==== PROVIDED DATA ====

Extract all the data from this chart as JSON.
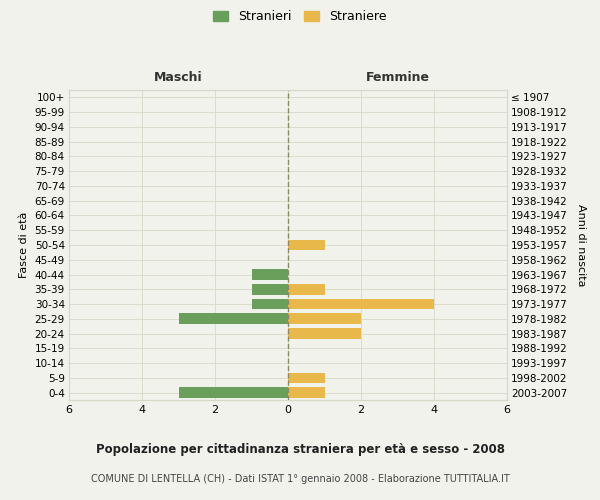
{
  "age_groups": [
    "100+",
    "95-99",
    "90-94",
    "85-89",
    "80-84",
    "75-79",
    "70-74",
    "65-69",
    "60-64",
    "55-59",
    "50-54",
    "45-49",
    "40-44",
    "35-39",
    "30-34",
    "25-29",
    "20-24",
    "15-19",
    "10-14",
    "5-9",
    "0-4"
  ],
  "birth_years": [
    "≤ 1907",
    "1908-1912",
    "1913-1917",
    "1918-1922",
    "1923-1927",
    "1928-1932",
    "1933-1937",
    "1938-1942",
    "1943-1947",
    "1948-1952",
    "1953-1957",
    "1958-1962",
    "1963-1967",
    "1968-1972",
    "1973-1977",
    "1978-1982",
    "1983-1987",
    "1988-1992",
    "1993-1997",
    "1998-2002",
    "2003-2007"
  ],
  "males": [
    0,
    0,
    0,
    0,
    0,
    0,
    0,
    0,
    0,
    0,
    0,
    0,
    1,
    1,
    1,
    3,
    0,
    0,
    0,
    0,
    3
  ],
  "females": [
    0,
    0,
    0,
    0,
    0,
    0,
    0,
    0,
    0,
    0,
    1,
    0,
    0,
    1,
    4,
    2,
    2,
    0,
    0,
    1,
    1
  ],
  "male_color": "#6a9e5b",
  "female_color": "#e8b84b",
  "bg_color": "#f2f2ed",
  "grid_color": "#d8d8c8",
  "title": "Popolazione per cittadinanza straniera per età e sesso - 2008",
  "subtitle": "COMUNE DI LENTELLA (CH) - Dati ISTAT 1° gennaio 2008 - Elaborazione TUTTITALIA.IT",
  "legend_male": "Stranieri",
  "legend_female": "Straniere",
  "label_maschi": "Maschi",
  "label_femmine": "Femmine",
  "ylabel_left": "Fasce di età",
  "ylabel_right": "Anni di nascita",
  "xlim": 6
}
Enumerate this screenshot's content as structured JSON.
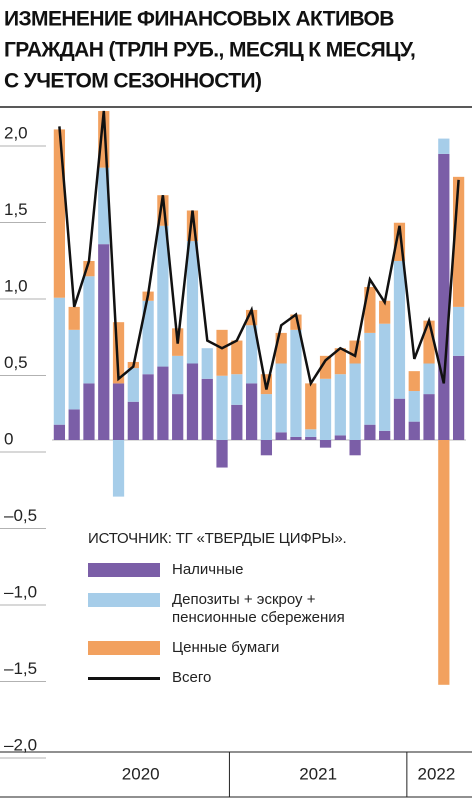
{
  "chart_data": {
    "type": "stacked-bar-line",
    "title": [
      "ИЗМЕНЕНИЕ ФИНАНСОВЫХ АКТИВОВ",
      "ГРАЖДАН (ТРЛН РУБ., МЕСЯЦ К МЕСЯЦУ,",
      "С УЧЕТОМ СЕЗОННОСТИ)"
    ],
    "source": "ИСТОЧНИК: ТГ «ТВЕРДЫЕ ЦИФРЫ».",
    "categories": [
      null,
      null,
      null,
      null,
      null,
      null,
      null,
      null,
      null,
      null,
      null,
      null,
      null,
      null,
      null,
      null,
      null,
      null,
      null,
      null,
      null,
      null,
      null,
      null,
      null,
      null,
      null,
      null
    ],
    "year_labels": [
      {
        "label": "2020",
        "count": 12
      },
      {
        "label": "2021",
        "count": 12
      },
      {
        "label": "2022",
        "count": 4
      }
    ],
    "series": [
      {
        "name": "Наличные",
        "color": "#7b5ea7",
        "values": [
          0.1,
          0.2,
          0.37,
          1.28,
          0.37,
          0.25,
          0.43,
          0.48,
          0.3,
          0.5,
          0.4,
          -0.18,
          0.23,
          0.37,
          -0.1,
          0.05,
          0.02,
          0.02,
          -0.05,
          0.03,
          -0.1,
          0.1,
          0.06,
          0.27,
          0.12,
          0.3,
          1.87,
          0.55
        ]
      },
      {
        "name": "Депозиты + эскроу + пенсионные сбережения",
        "color": "#a6cde9",
        "values": [
          0.83,
          0.52,
          0.7,
          0.5,
          -0.37,
          0.22,
          0.48,
          0.92,
          0.25,
          0.8,
          0.2,
          0.42,
          0.2,
          0.38,
          0.3,
          0.45,
          0.7,
          0.05,
          0.4,
          0.4,
          0.5,
          0.6,
          0.7,
          0.9,
          0.2,
          0.2,
          0.1,
          0.32
        ]
      },
      {
        "name": "Ценные бумаги",
        "color": "#f2a15f",
        "values": [
          1.1,
          0.15,
          0.1,
          0.37,
          0.4,
          0.04,
          0.06,
          0.2,
          0.18,
          0.2,
          0,
          0.3,
          0.22,
          0.1,
          0.13,
          0.2,
          0.1,
          0.3,
          0.15,
          0.17,
          0.15,
          0.3,
          0.15,
          0.25,
          0.13,
          0.28,
          -1.6,
          0.85
        ]
      },
      {
        "name": "Всего",
        "color": "#111111",
        "type": "line",
        "values": [
          2.05,
          0.87,
          1.17,
          2.15,
          0.4,
          0.48,
          0.95,
          1.6,
          0.63,
          1.5,
          0.65,
          0.6,
          0.65,
          0.85,
          0.33,
          0.75,
          0.82,
          0.37,
          0.52,
          0.6,
          0.55,
          1.05,
          0.9,
          1.4,
          0.53,
          0.78,
          0.37,
          1.7
        ]
      }
    ],
    "ylim": [
      -2,
      2
    ],
    "yticks": [
      {
        "value": 2,
        "label": "2,0"
      },
      {
        "value": 1.5,
        "label": "1,5"
      },
      {
        "value": 1,
        "label": "1,0"
      },
      {
        "value": 0.5,
        "label": "0,5"
      },
      0,
      {
        "value": -0.5,
        "label": "–0,5"
      },
      {
        "value": -1,
        "label": "–1,0"
      },
      {
        "value": -1.5,
        "label": "–1,5"
      },
      {
        "value": -2,
        "label": "–2,0"
      }
    ]
  }
}
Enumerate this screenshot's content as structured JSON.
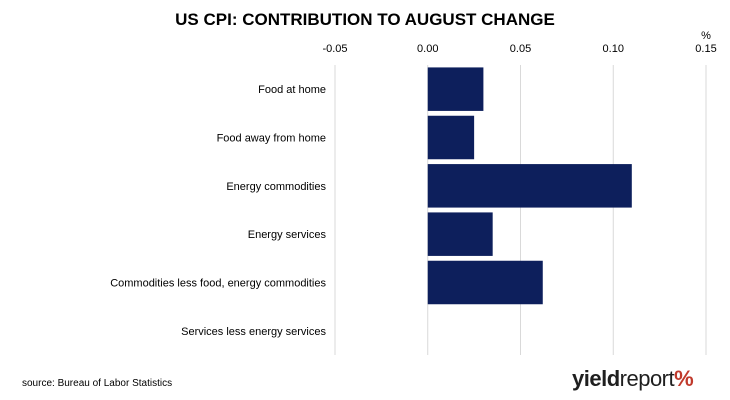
{
  "chart_data": {
    "type": "bar",
    "orientation": "horizontal",
    "title": "US CPI: CONTRIBUTION TO AUGUST CHANGE",
    "unit_label": "%",
    "categories": [
      "Food at home",
      "Food away from home",
      "Energy commodities",
      "Energy services",
      "Commodities less food, energy commodities",
      "Services less energy services"
    ],
    "values": [
      0.03,
      0.025,
      0.11,
      0.035,
      0.062,
      0.0
    ],
    "xlim": [
      -0.05,
      0.15
    ],
    "xticks": [
      "-0.05",
      "0.00",
      "0.05",
      "0.10",
      "0.15"
    ],
    "xtick_values": [
      -0.05,
      0.0,
      0.05,
      0.1,
      0.15
    ],
    "axis_position": "top",
    "grid": "vertical",
    "bar_color": "#0d1f5c",
    "grid_color": "#d9d9d9"
  },
  "source": "source: Bureau of Labor Statistics",
  "logo": {
    "part_bold": "yield",
    "part_light": "report",
    "symbol": "%",
    "symbol_color": "#c0392b"
  }
}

====

Write out all the entries word for word, but skip any images.

• RESULT OF THIS TASK
Extract all the data from this chart as JSON.
{
  "age_groups": [
    "100+",
    "95-99",
    "90-94",
    "85-89",
    "80-84",
    "75-79",
    "70-74",
    "65-69",
    "60-64",
    "55-59",
    "50-54",
    "45-49",
    "40-44",
    "35-39",
    "30-34",
    "25-29",
    "20-24",
    "15-19",
    "10-14",
    "5-9",
    "0-4"
  ],
  "birth_years": [
    "≤ 1907",
    "1908-1912",
    "1913-1917",
    "1918-1922",
    "1923-1927",
    "1928-1932",
    "1933-1937",
    "1938-1942",
    "1943-1947",
    "1948-1952",
    "1953-1957",
    "1958-1962",
    "1963-1967",
    "1968-1972",
    "1973-1977",
    "1978-1982",
    "1983-1987",
    "1988-1992",
    "1993-1997",
    "1998-2002",
    "2003-2007"
  ],
  "males": [
    0,
    0,
    0,
    0,
    0,
    0,
    0,
    0,
    0,
    0,
    0,
    0,
    1,
    1,
    1,
    3,
    0,
    0,
    0,
    0,
    3
  ],
  "females": [
    0,
    0,
    0,
    0,
    0,
    0,
    0,
    0,
    0,
    0,
    1,
    0,
    0,
    1,
    4,
    2,
    2,
    0,
    0,
    1,
    1
  ],
  "male_color": "#6a9e5b",
  "female_color": "#e8b84b",
  "bg_color": "#f2f2ed",
  "grid_color": "#d8d8c8",
  "title": "Popolazione per cittadinanza straniera per età e sesso - 2008",
  "subtitle": "COMUNE DI LENTELLA (CH) - Dati ISTAT 1° gennaio 2008 - Elaborazione TUTTITALIA.IT",
  "legend_male": "Stranieri",
  "legend_female": "Straniere",
  "label_maschi": "Maschi",
  "label_femmine": "Femmine",
  "ylabel_left": "Fasce di età",
  "ylabel_right": "Anni di nascita",
  "xlim": 6
}
Enumerate this screenshot's content as structured JSON.
{
  "chart_data": {
    "type": "stacked-bar-line",
    "title": [
      "ИЗМЕНЕНИЕ ФИНАНСОВЫХ АКТИВОВ",
      "ГРАЖДАН (ТРЛН РУБ., МЕСЯЦ К МЕСЯЦУ,",
      "С УЧЕТОМ СЕЗОННОСТИ)"
    ],
    "source": "ИСТОЧНИК: ТГ «ТВЕРДЫЕ ЦИФРЫ».",
    "categories": [
      null,
      null,
      null,
      null,
      null,
      null,
      null,
      null,
      null,
      null,
      null,
      null,
      null,
      null,
      null,
      null,
      null,
      null,
      null,
      null,
      null,
      null,
      null,
      null,
      null,
      null,
      null,
      null
    ],
    "year_labels": [
      {
        "label": "2020",
        "count": 12
      },
      {
        "label": "2021",
        "count": 12
      },
      {
        "label": "2022",
        "count": 4
      }
    ],
    "series": [
      {
        "name": "Наличные",
        "color": "#7b5ea7",
        "values": [
          0.1,
          0.2,
          0.37,
          1.28,
          0.37,
          0.25,
          0.43,
          0.48,
          0.3,
          0.5,
          0.4,
          -0.18,
          0.23,
          0.37,
          -0.1,
          0.05,
          0.02,
          0.02,
          -0.05,
          0.03,
          -0.1,
          0.1,
          0.06,
          0.27,
          0.12,
          0.3,
          1.87,
          0.55
        ]
      },
      {
        "name": "Депозиты + эскроу + пенсионные сбережения",
        "color": "#a6cde9",
        "values": [
          0.83,
          0.52,
          0.7,
          0.5,
          -0.37,
          0.22,
          0.48,
          0.92,
          0.25,
          0.8,
          0.2,
          0.42,
          0.2,
          0.38,
          0.3,
          0.45,
          0.7,
          0.05,
          0.4,
          0.4,
          0.5,
          0.6,
          0.7,
          0.9,
          0.2,
          0.2,
          0.1,
          0.32
        ]
      },
      {
        "name": "Ценные бумаги",
        "color": "#f2a15f",
        "values": [
          1.1,
          0.15,
          0.1,
          0.37,
          0.4,
          0.04,
          0.06,
          0.2,
          0.18,
          0.2,
          0,
          0.3,
          0.22,
          0.1,
          0.13,
          0.2,
          0.1,
          0.3,
          0.15,
          0.17,
          0.15,
          0.3,
          0.15,
          0.25,
          0.13,
          0.28,
          -1.6,
          0.85
        ]
      },
      {
        "name": "Всего",
        "color": "#111111",
        "type": "line",
        "values": [
          2.05,
          0.87,
          1.17,
          2.15,
          0.4,
          0.48,
          0.95,
          1.6,
          0.63,
          1.5,
          0.65,
          0.6,
          0.65,
          0.85,
          0.33,
          0.75,
          0.82,
          0.37,
          0.52,
          0.6,
          0.55,
          1.05,
          0.9,
          1.4,
          0.53,
          0.78,
          0.37,
          1.7
        ]
      }
    ],
    "ylim": [
      -2,
      2
    ],
    "yticks": [
      {
        "value": 2,
        "label": "2,0"
      },
      {
        "value": 1.5,
        "label": "1,5"
      },
      {
        "value": 1,
        "label": "1,0"
      },
      {
        "value": 0.5,
        "label": "0,5"
      },
      0,
      {
        "value": -0.5,
        "label": "–0,5"
      },
      {
        "value": -1,
        "label": "–1,0"
      },
      {
        "value": -1.5,
        "label": "–1,5"
      },
      {
        "value": -2,
        "label": "–2,0"
      }
    ]
  }
}
Enumerate this screenshot's content as structured JSON.
{
  "chart_data": {
    "type": "bar",
    "orientation": "horizontal",
    "title": "US CPI: CONTRIBUTION TO AUGUST CHANGE",
    "unit_label": "%",
    "categories": [
      "Food at home",
      "Food away from home",
      "Energy commodities",
      "Energy services",
      "Commodities less food, energy commodities",
      "Services less energy services"
    ],
    "values": [
      0.03,
      0.025,
      0.11,
      0.035,
      0.062,
      0.0
    ],
    "xlim": [
      -0.05,
      0.15
    ],
    "xticks": [
      "-0.05",
      "0.00",
      "0.05",
      "0.10",
      "0.15"
    ],
    "xtick_values": [
      -0.05,
      0.0,
      0.05,
      0.1,
      0.15
    ],
    "axis_position": "top",
    "grid": "vertical",
    "bar_color": "#0d1f5c",
    "grid_color": "#d9d9d9"
  },
  "source": "source: Bureau of Labor Statistics",
  "logo": {
    "part_bold": "yield",
    "part_light": "report",
    "symbol": "%",
    "symbol_color": "#c0392b"
  }
}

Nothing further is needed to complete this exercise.